Data listing start

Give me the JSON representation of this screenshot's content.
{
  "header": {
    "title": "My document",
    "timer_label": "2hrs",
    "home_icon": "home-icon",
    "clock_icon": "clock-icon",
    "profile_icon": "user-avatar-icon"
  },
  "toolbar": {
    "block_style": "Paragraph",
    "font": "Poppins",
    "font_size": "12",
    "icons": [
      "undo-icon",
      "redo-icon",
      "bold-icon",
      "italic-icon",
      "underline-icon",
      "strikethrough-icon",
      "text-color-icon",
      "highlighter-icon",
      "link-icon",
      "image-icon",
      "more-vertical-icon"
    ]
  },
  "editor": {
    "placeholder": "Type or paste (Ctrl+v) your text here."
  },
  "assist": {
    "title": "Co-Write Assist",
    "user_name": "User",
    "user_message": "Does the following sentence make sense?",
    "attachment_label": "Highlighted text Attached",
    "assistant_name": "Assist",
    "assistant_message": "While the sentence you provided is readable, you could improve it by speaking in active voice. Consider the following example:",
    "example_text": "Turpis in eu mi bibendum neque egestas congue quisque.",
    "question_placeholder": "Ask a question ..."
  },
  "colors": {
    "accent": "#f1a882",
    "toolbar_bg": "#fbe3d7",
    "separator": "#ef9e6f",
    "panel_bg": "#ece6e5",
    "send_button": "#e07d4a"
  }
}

Data listing end

**Problem:** Every line above should be printed again exactly as it stands.

**Full solution:**
Give me the JSON representation of this screenshot's content.
{
  "header": {
    "title": "My document",
    "timer_label": "2hrs",
    "home_icon": "home-icon",
    "clock_icon": "clock-icon",
    "profile_icon": "user-avatar-icon"
  },
  "toolbar": {
    "block_style": "Paragraph",
    "font": "Poppins",
    "font_size": "12",
    "icons": [
      "undo-icon",
      "redo-icon",
      "bold-icon",
      "italic-icon",
      "underline-icon",
      "strikethrough-icon",
      "text-color-icon",
      "highlighter-icon",
      "link-icon",
      "image-icon",
      "more-vertical-icon"
    ]
  },
  "editor": {
    "placeholder": "Type or paste (Ctrl+v) your text here."
  },
  "assist": {
    "title": "Co-Write Assist",
    "user_name": "User",
    "user_message": "Does the following sentence make sense?",
    "attachment_label": "Highlighted text Attached",
    "assistant_name": "Assist",
    "assistant_message": "While the sentence you provided is readable, you could improve it by speaking in active voice. Consider the following example:",
    "example_text": "Turpis in eu mi bibendum neque egestas congue quisque.",
    "question_placeholder": "Ask a question ..."
  },
  "colors": {
    "accent": "#f1a882",
    "toolbar_bg": "#fbe3d7",
    "separator": "#ef9e6f",
    "panel_bg": "#ece6e5",
    "send_button": "#e07d4a"
  }
}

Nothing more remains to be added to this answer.